### WORKING DATA

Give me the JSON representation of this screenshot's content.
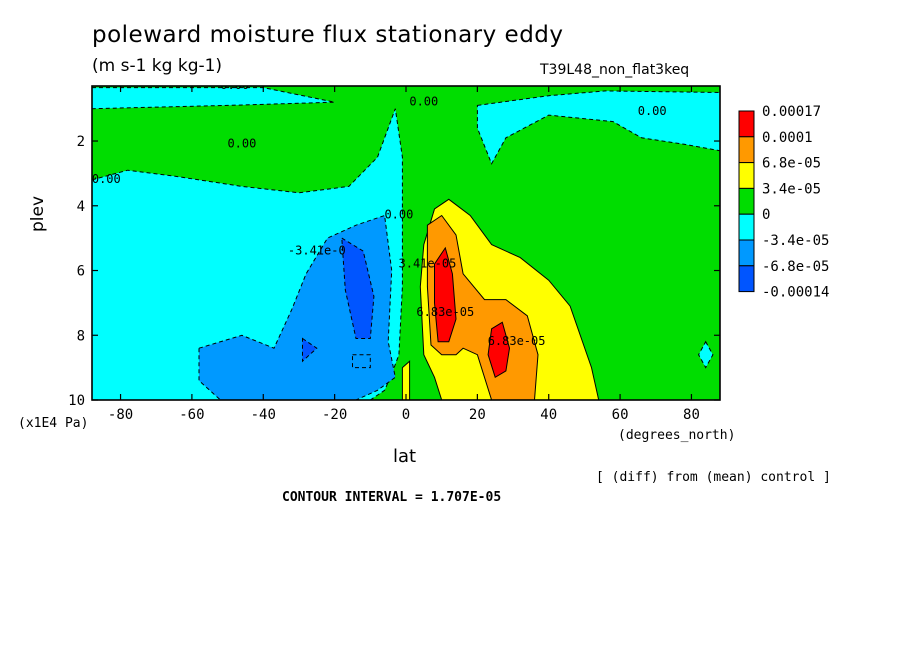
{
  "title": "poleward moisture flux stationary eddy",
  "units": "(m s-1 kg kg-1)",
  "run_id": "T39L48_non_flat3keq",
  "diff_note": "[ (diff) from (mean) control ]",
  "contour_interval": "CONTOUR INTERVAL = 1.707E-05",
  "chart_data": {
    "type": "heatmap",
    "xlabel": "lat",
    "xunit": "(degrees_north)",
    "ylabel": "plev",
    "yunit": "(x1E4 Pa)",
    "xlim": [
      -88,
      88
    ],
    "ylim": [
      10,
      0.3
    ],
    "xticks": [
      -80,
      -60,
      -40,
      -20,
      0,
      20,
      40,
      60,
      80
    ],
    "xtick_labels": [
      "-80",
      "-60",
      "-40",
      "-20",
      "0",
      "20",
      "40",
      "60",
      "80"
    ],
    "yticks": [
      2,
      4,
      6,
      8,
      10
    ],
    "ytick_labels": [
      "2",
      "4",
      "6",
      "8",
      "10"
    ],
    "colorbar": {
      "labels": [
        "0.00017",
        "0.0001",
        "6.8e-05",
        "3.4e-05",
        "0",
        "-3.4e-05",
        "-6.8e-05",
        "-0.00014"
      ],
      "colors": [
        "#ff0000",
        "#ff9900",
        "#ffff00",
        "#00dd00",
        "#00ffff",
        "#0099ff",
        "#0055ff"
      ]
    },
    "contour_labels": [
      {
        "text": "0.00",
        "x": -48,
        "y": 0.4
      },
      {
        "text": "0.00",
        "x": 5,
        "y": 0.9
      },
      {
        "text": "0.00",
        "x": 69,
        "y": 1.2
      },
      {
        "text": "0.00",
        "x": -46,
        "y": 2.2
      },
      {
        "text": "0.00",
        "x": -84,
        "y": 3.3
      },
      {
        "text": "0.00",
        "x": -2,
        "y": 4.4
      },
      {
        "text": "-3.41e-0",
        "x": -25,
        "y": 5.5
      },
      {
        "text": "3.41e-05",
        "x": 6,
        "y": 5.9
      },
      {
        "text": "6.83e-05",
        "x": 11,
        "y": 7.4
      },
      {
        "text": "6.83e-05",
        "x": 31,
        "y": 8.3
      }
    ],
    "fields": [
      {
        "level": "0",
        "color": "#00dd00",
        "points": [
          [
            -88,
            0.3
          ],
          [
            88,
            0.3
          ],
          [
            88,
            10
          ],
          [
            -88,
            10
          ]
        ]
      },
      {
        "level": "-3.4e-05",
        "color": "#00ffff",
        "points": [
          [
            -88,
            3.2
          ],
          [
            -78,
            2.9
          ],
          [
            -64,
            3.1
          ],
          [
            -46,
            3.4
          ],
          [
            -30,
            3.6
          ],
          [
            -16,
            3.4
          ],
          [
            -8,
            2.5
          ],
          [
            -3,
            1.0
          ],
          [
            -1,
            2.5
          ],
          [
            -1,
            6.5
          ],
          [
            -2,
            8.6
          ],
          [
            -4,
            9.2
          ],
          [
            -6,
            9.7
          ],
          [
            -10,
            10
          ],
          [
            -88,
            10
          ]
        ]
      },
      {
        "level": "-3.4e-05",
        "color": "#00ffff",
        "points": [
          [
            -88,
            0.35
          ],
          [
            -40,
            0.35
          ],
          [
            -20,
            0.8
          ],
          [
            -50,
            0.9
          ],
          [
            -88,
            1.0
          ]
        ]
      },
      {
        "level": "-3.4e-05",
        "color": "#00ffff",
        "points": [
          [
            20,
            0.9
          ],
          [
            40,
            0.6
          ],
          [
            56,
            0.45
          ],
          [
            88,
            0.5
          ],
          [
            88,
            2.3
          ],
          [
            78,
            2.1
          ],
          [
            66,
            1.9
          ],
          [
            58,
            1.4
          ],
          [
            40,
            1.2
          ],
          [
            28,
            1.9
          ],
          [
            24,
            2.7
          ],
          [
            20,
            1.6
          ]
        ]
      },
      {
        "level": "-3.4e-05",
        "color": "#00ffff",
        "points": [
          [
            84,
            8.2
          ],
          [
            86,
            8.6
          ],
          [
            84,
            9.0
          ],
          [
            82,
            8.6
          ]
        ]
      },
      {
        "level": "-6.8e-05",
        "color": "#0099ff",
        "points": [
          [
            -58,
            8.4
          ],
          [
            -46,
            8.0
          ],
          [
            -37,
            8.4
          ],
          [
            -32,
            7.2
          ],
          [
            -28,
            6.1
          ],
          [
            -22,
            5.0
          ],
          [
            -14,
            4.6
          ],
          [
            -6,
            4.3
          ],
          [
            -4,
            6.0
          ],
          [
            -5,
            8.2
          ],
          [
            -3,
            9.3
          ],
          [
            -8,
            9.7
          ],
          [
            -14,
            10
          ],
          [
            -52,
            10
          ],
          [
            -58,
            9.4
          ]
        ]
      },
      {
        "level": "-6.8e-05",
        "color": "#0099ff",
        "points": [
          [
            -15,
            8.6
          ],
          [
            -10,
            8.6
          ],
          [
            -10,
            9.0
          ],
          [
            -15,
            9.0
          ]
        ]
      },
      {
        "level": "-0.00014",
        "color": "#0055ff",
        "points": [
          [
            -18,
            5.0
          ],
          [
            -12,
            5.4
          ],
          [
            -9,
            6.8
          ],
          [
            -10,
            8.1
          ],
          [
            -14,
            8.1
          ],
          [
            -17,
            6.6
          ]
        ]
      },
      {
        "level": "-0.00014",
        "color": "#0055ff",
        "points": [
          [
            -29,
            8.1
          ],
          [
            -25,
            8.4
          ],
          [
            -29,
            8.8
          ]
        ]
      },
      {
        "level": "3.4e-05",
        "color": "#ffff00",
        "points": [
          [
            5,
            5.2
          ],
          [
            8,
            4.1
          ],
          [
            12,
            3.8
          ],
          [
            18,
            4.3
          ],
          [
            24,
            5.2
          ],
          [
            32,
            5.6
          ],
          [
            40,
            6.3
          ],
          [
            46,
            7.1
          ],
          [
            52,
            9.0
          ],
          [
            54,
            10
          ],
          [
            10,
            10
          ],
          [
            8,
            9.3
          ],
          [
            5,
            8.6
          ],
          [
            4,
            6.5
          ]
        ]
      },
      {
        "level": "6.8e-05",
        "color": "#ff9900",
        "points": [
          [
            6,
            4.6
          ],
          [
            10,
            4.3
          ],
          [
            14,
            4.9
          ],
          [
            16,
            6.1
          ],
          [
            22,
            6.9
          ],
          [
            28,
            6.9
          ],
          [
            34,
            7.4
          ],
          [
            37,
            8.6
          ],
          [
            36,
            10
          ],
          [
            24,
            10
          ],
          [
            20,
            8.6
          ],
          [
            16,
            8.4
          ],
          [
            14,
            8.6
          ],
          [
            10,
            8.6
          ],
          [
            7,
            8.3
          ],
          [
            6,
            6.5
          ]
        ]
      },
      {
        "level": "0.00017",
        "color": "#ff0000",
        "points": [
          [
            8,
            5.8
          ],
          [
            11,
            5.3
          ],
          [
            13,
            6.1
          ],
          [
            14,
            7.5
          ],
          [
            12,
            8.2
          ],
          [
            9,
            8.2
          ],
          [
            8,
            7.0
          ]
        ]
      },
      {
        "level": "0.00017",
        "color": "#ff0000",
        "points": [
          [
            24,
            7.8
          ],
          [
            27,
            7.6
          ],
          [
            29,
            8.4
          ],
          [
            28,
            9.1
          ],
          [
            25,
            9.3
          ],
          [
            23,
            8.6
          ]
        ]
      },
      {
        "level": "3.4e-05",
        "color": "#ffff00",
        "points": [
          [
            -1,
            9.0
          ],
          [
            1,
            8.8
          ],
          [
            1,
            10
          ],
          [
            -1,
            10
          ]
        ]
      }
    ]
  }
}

* * *

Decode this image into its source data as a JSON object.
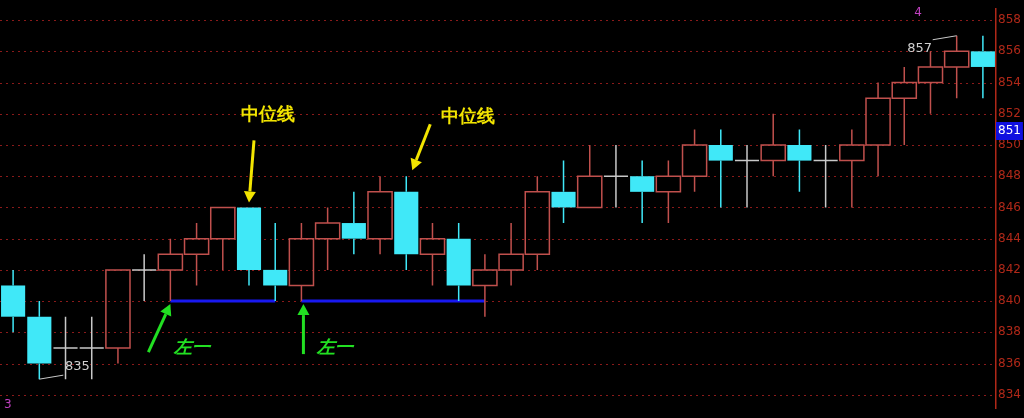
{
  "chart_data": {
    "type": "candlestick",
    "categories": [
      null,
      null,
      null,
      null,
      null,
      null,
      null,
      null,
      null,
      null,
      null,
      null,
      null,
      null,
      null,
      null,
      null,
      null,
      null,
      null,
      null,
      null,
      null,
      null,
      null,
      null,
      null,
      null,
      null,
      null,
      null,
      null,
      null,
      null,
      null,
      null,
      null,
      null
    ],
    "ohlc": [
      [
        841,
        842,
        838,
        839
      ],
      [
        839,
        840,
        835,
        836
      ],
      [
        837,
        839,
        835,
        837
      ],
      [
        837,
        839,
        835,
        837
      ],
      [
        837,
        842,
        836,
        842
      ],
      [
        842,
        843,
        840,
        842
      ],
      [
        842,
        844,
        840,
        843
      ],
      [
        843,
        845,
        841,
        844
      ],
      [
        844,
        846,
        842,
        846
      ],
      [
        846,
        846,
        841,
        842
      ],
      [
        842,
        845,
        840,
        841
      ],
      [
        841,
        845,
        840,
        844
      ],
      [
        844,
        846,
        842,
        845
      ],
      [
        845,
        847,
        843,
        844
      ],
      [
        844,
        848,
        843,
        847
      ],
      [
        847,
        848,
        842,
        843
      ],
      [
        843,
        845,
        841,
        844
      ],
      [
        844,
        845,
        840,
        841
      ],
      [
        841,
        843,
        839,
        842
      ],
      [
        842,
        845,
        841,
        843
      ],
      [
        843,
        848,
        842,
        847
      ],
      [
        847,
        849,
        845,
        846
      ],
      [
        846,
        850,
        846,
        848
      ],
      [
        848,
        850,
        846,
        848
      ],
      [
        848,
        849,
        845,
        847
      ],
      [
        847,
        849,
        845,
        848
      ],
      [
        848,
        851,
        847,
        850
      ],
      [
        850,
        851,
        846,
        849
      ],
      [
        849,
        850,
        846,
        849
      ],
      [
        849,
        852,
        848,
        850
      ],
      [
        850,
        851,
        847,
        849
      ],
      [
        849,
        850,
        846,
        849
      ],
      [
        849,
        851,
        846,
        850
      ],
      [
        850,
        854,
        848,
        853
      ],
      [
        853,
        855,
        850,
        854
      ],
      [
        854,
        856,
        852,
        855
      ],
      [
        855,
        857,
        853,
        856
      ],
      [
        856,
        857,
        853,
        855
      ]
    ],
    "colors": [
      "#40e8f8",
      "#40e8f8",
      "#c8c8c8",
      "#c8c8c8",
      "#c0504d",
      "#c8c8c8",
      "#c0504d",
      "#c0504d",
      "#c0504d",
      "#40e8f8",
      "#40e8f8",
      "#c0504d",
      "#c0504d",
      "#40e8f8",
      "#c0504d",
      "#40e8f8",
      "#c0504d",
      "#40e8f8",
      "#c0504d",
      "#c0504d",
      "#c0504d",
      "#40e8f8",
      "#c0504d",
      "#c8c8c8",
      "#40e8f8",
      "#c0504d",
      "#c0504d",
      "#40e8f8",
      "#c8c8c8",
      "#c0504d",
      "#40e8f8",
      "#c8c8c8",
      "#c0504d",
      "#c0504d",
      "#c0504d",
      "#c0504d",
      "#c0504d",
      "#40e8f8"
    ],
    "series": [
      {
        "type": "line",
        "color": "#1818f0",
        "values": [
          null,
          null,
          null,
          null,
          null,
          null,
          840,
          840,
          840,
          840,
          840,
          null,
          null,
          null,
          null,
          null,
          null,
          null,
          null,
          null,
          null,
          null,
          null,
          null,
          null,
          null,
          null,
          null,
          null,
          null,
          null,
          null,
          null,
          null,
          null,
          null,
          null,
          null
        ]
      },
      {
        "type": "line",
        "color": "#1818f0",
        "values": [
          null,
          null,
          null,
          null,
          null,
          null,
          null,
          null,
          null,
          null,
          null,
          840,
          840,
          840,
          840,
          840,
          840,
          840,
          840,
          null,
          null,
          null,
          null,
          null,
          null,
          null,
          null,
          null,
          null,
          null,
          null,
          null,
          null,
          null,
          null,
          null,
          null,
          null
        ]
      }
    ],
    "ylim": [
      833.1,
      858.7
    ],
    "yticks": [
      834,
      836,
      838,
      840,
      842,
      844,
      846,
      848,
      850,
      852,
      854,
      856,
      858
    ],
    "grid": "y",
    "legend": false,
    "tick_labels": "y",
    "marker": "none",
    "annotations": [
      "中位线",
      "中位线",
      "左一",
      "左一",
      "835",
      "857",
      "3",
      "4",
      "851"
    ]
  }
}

### WHAT YOU NEED TO DO
Only lines holding the string "JSON" are wanted; gather each one from the entries above.

### RESULT OF THIS TASK
Give me the JSON representation of this screenshot's content.
Decode this image into its source data as a JSON object.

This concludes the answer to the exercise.